The records are to be restated in their entirety, word for word.

■ EXERCISE INPUT
----------------------------------------

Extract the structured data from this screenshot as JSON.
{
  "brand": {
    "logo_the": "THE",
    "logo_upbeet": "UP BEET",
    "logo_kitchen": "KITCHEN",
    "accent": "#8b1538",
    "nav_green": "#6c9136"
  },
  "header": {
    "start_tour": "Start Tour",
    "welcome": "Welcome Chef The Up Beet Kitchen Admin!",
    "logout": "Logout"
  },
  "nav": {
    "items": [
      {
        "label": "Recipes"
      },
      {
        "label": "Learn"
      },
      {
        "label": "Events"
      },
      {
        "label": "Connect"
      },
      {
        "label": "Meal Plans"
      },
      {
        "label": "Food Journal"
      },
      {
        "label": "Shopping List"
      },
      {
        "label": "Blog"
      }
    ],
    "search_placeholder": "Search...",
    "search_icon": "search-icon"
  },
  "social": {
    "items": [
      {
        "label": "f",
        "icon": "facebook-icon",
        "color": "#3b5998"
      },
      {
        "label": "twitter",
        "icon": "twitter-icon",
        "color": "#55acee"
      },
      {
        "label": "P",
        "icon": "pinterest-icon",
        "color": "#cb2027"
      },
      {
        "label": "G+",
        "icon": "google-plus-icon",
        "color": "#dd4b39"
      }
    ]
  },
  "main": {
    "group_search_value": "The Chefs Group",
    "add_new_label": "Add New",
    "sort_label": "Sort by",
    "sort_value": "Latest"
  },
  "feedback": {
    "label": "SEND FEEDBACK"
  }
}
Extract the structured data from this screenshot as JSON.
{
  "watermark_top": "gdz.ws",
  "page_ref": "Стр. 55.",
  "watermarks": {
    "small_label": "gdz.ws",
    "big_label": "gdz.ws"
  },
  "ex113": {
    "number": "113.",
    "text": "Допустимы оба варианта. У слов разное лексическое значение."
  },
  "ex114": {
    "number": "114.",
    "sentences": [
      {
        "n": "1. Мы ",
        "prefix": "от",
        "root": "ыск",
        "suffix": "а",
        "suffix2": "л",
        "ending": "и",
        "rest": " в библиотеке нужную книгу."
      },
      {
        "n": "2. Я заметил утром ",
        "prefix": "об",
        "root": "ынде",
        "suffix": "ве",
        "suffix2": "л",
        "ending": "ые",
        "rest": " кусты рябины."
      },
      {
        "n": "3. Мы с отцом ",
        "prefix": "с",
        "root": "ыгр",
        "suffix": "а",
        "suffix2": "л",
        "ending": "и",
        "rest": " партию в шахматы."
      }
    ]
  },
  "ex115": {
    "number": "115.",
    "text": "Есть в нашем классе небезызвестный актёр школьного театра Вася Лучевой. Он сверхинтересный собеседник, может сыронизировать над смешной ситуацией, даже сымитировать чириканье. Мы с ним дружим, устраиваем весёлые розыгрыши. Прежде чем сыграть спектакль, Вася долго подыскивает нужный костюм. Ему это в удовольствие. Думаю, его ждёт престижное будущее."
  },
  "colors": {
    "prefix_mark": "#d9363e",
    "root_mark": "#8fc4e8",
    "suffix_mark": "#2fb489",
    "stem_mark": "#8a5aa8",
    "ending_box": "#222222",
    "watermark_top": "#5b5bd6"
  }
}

----------------------------------------

■ SOLUTION
Extract the structured data from this screenshot as JSON.
{
  "brand": {
    "logo_the": "THE",
    "logo_upbeet": "UP BEET",
    "logo_kitchen": "KITCHEN",
    "accent": "#8b1538",
    "nav_green": "#6c9136"
  },
  "header": {
    "start_tour": "Start Tour",
    "welcome": "Welcome Chef The Up Beet Kitchen Admin!",
    "logout": "Logout"
  },
  "nav": {
    "items": [
      {
        "label": "Recipes"
      },
      {
        "label": "Learn"
      },
      {
        "label": "Events"
      },
      {
        "label": "Connect"
      },
      {
        "label": "Meal Plans"
      },
      {
        "label": "Food Journal"
      },
      {
        "label": "Shopping List"
      },
      {
        "label": "Blog"
      }
    ],
    "search_placeholder": "Search...",
    "search_icon": "search-icon"
  },
  "social": {
    "items": [
      {
        "label": "f",
        "icon": "facebook-icon",
        "color": "#3b5998"
      },
      {
        "label": "twitter",
        "icon": "twitter-icon",
        "color": "#55acee"
      },
      {
        "label": "P",
        "icon": "pinterest-icon",
        "color": "#cb2027"
      },
      {
        "label": "G+",
        "icon": "google-plus-icon",
        "color": "#dd4b39"
      }
    ]
  },
  "main": {
    "group_search_value": "The Chefs Group",
    "add_new_label": "Add New",
    "sort_label": "Sort by",
    "sort_value": "Latest"
  },
  "feedback": {
    "label": "SEND FEEDBACK"
  }
}
Extract the structured data from this screenshot as JSON.
{
  "watermark_top": "gdz.ws",
  "page_ref": "Стр. 55.",
  "watermarks": {
    "small_label": "gdz.ws",
    "big_label": "gdz.ws"
  },
  "ex113": {
    "number": "113.",
    "text": "Допустимы оба варианта. У слов разное лексическое значение."
  },
  "ex114": {
    "number": "114.",
    "sentences": [
      {
        "n": "1. Мы ",
        "prefix": "от",
        "root": "ыск",
        "suffix": "а",
        "suffix2": "л",
        "ending": "и",
        "rest": " в библиотеке нужную книгу."
      },
      {
        "n": "2. Я заметил утром ",
        "prefix": "об",
        "root": "ынде",
        "suffix": "ве",
        "suffix2": "л",
        "ending": "ые",
        "rest": " кусты рябины."
      },
      {
        "n": "3. Мы с отцом ",
        "prefix": "с",
        "root": "ыгр",
        "suffix": "а",
        "suffix2": "л",
        "ending": "и",
        "rest": " партию в шахматы."
      }
    ]
  },
  "ex115": {
    "number": "115.",
    "text": "Есть в нашем классе небезызвестный актёр школьного театра Вася Лучевой. Он сверхинтересный собеседник, может сыронизировать над смешной ситуацией, даже сымитировать чириканье. Мы с ним дружим, устраиваем весёлые розыгрыши. Прежде чем сыграть спектакль, Вася долго подыскивает нужный костюм. Ему это в удовольствие. Думаю, его ждёт престижное будущее."
  },
  "colors": {
    "prefix_mark": "#d9363e",
    "root_mark": "#8fc4e8",
    "suffix_mark": "#2fb489",
    "stem_mark": "#8a5aa8",
    "ending_box": "#222222",
    "watermark_top": "#5b5bd6"
  }
}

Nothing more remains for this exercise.